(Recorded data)
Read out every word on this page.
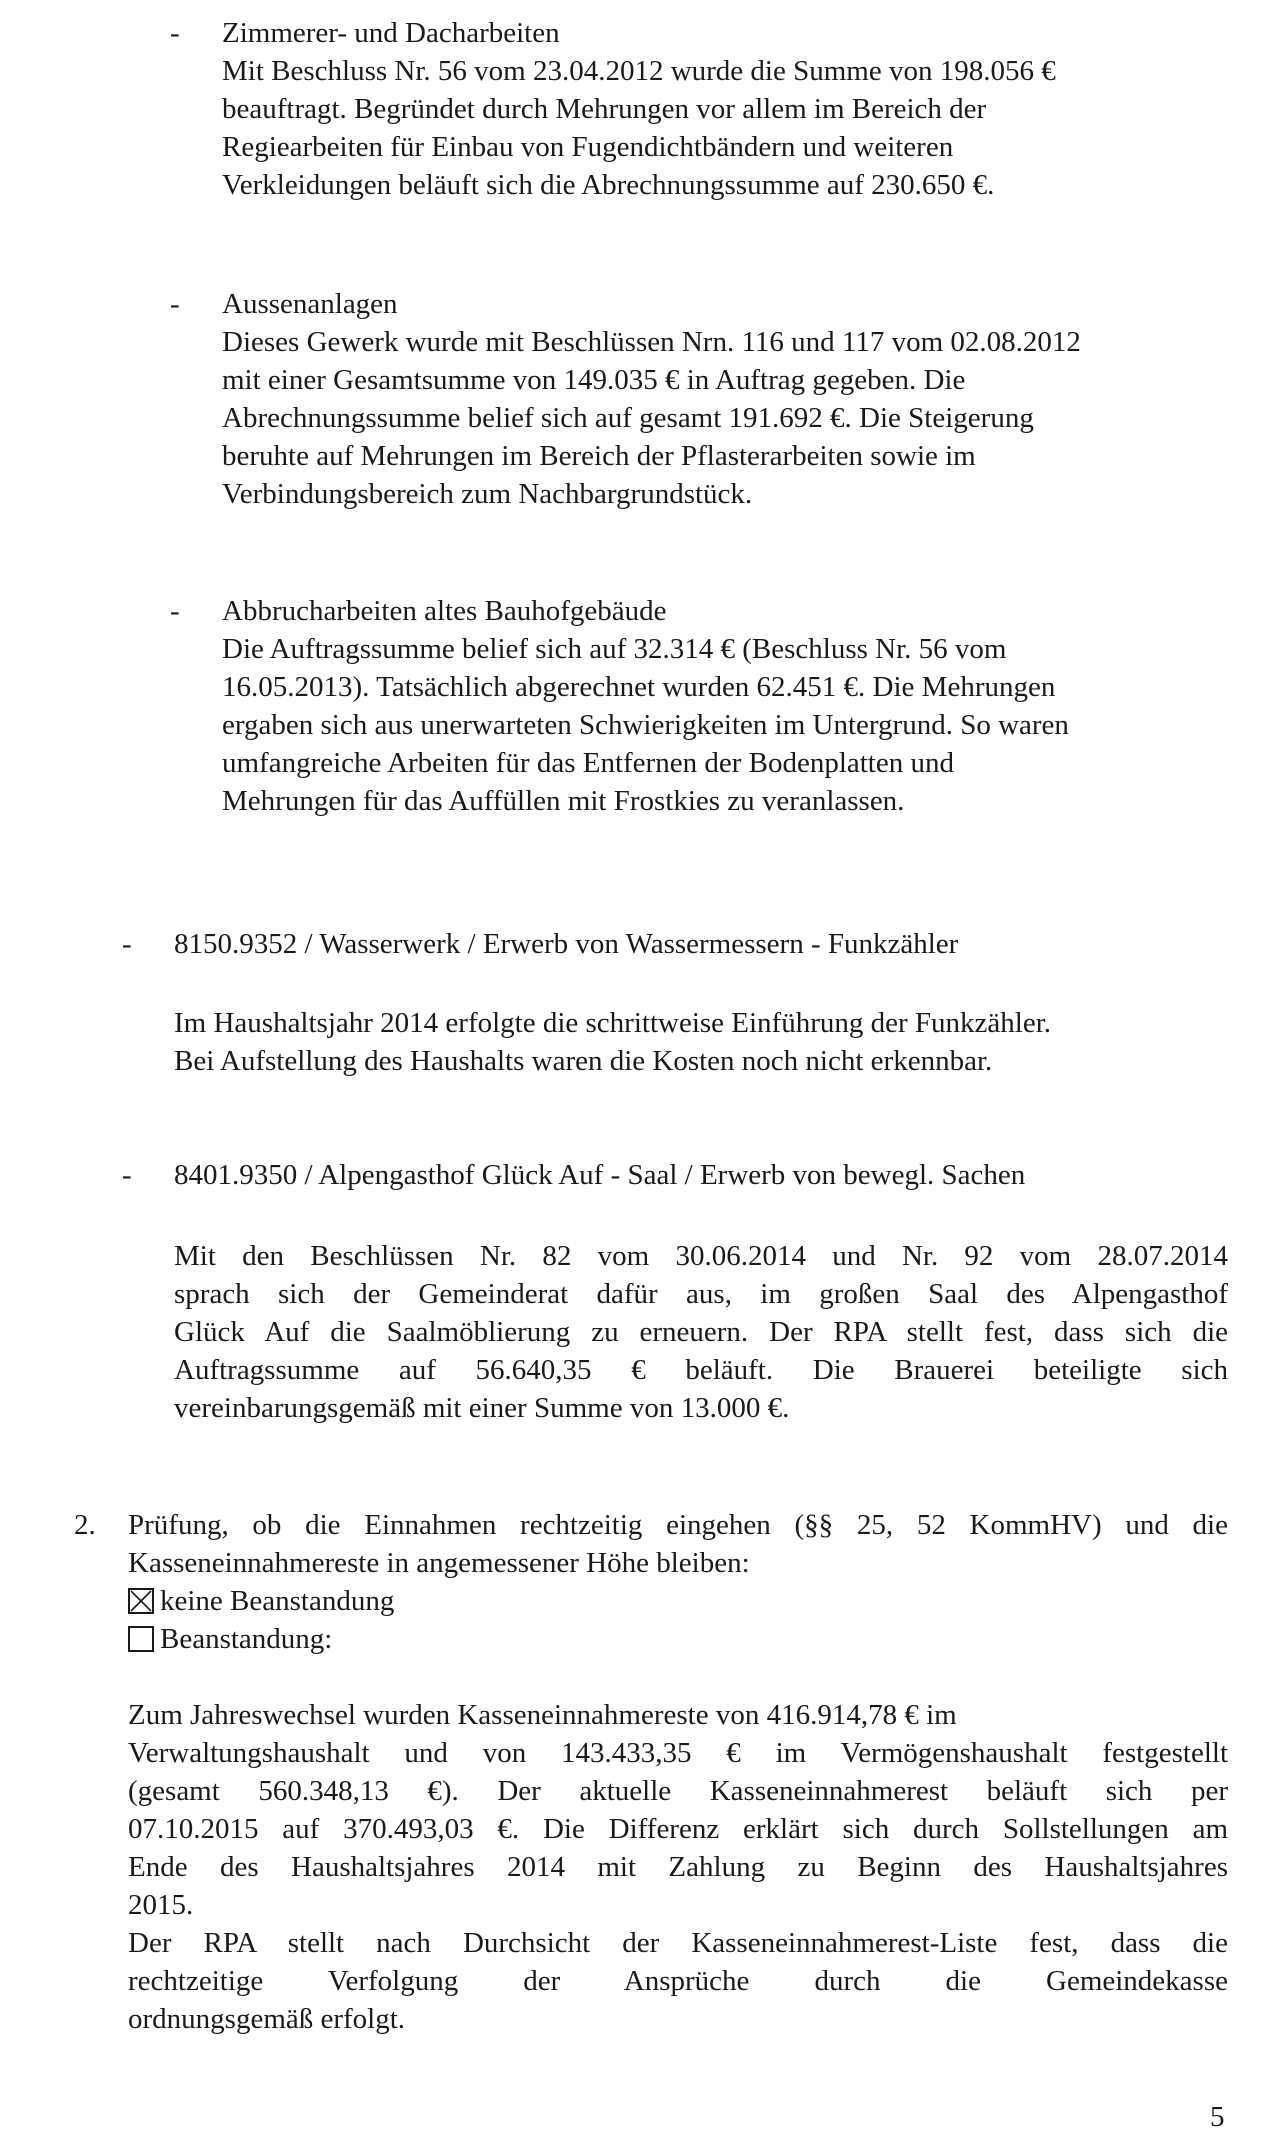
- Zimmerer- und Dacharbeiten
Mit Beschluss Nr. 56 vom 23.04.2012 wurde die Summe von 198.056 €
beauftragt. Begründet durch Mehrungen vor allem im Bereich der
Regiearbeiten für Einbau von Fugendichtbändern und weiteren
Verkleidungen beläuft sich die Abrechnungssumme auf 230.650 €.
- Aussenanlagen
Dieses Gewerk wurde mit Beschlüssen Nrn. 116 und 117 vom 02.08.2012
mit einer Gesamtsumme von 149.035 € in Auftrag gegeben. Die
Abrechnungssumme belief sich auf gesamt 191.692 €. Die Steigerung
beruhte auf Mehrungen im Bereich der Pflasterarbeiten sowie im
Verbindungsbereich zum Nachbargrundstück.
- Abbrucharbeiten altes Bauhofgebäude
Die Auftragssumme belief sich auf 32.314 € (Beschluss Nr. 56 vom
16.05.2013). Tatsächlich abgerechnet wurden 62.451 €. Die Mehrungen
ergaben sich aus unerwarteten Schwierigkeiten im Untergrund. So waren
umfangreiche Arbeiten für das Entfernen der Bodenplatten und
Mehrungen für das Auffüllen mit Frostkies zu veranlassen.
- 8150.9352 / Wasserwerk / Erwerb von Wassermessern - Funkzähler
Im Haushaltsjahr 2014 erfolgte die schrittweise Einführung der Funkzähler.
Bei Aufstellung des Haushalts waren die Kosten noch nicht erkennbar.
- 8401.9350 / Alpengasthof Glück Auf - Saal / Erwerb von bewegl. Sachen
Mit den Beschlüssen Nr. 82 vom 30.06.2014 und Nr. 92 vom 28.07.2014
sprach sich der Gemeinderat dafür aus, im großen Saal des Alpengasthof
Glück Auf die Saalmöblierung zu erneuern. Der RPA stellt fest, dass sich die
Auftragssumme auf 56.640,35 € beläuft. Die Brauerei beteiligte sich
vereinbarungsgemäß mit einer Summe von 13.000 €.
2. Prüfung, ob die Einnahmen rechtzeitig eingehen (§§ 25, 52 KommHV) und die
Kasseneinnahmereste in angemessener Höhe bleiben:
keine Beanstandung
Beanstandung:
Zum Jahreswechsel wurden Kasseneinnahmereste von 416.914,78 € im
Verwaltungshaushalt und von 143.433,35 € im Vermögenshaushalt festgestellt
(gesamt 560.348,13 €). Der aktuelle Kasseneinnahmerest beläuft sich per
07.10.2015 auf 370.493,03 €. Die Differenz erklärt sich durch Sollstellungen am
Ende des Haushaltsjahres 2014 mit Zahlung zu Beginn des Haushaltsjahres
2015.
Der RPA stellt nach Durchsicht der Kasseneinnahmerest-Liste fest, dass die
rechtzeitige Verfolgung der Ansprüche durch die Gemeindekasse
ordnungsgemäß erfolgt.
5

...

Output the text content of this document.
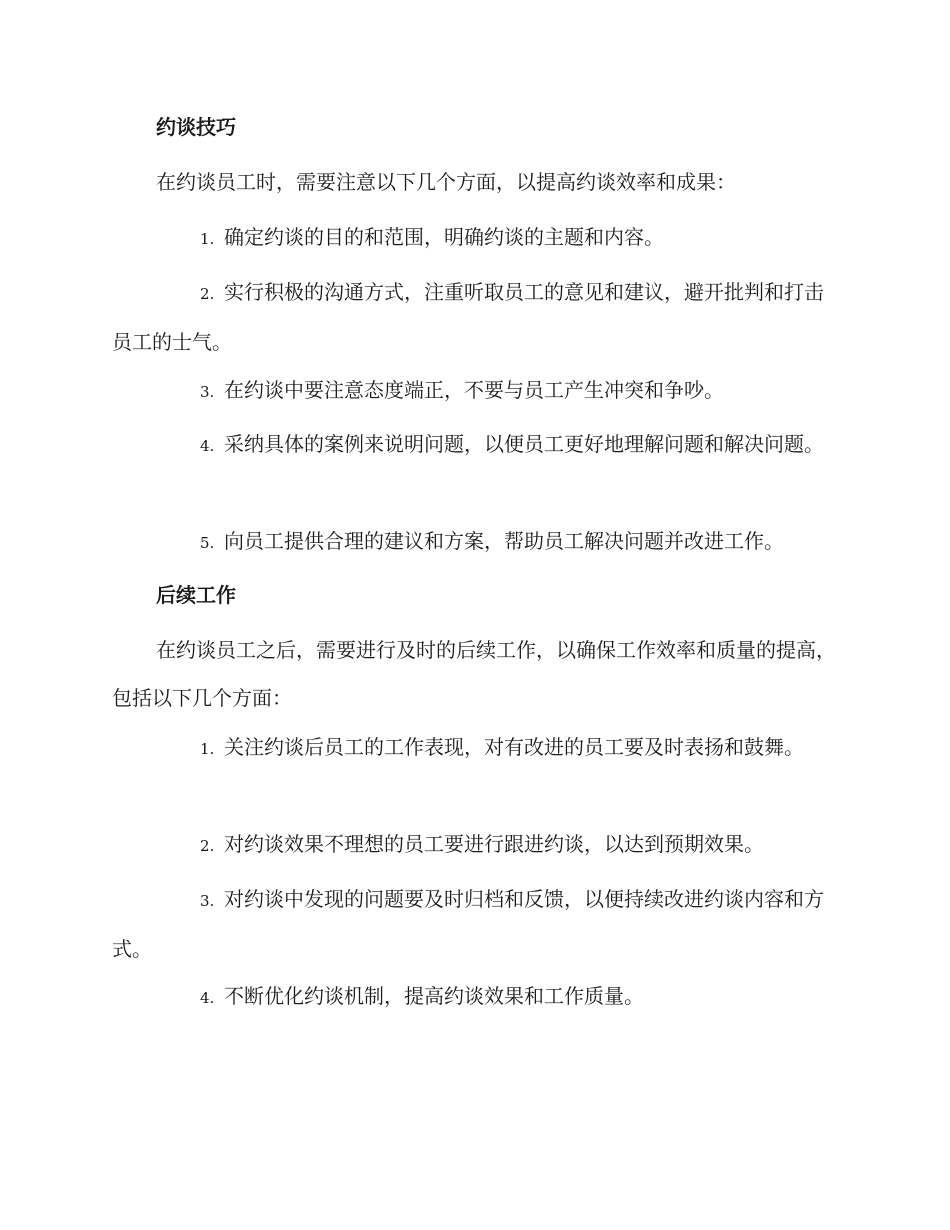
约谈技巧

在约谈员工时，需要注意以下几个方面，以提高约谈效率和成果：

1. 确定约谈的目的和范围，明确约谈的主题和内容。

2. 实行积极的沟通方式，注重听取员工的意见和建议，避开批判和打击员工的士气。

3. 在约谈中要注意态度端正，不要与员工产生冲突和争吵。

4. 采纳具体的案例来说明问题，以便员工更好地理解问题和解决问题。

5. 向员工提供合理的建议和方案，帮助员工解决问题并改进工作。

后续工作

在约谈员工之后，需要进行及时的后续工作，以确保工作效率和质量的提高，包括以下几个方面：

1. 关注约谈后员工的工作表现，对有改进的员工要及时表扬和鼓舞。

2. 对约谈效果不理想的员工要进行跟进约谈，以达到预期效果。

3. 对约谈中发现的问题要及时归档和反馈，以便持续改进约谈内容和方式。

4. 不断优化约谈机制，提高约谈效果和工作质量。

**Exercise description:**
Extract, from the listing above, every line where the string "Kasseneinnahmereste" occurs.

**Response below:**
Kasseneinnahmereste in angemessener Höhe bleiben:
Zum Jahreswechsel wurden Kasseneinnahmereste von 416.914,78 € im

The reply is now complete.